**RECORDS FOR THIS TASK**

[start]

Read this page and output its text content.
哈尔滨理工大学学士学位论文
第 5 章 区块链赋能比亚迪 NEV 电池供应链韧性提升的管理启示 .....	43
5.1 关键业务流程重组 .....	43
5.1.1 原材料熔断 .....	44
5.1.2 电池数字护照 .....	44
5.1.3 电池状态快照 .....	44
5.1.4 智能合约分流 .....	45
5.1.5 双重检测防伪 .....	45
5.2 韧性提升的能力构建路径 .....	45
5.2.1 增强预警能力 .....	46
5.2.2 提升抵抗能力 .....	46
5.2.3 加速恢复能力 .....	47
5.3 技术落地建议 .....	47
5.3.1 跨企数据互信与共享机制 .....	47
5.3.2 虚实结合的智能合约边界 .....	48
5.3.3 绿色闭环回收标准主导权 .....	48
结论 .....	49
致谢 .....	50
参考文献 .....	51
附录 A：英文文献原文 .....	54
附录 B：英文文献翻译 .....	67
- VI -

[end]

**WHAT TO PRODUCE**
Extract the full listing above without alteration.

**RESPONSE**
Read this page and output its text content.
哈尔滨理工大学学士学位论文
第 5 章 区块链赋能比亚迪 NEV 电池供应链韧性提升的管理启示 .....	43
5.1 关键业务流程重组 .....	43
5.1.1 原材料熔断 .....	44
5.1.2 电池数字护照 .....	44
5.1.3 电池状态快照 .....	44
5.1.4 智能合约分流 .....	45
5.1.5 双重检测防伪 .....	45
5.2 韧性提升的能力构建路径 .....	45
5.2.1 增强预警能力 .....	46
5.2.2 提升抵抗能力 .....	46
5.2.3 加速恢复能力 .....	47
5.3 技术落地建议 .....	47
5.3.1 跨企数据互信与共享机制 .....	47
5.3.2 虚实结合的智能合约边界 .....	48
5.3.3 绿色闭环回收标准主导权 .....	48
结论 .....	49
致谢 .....	50
参考文献 .....	51
附录 A：英文文献原文 .....	54
附录 B：英文文献翻译 .....	67
- VI -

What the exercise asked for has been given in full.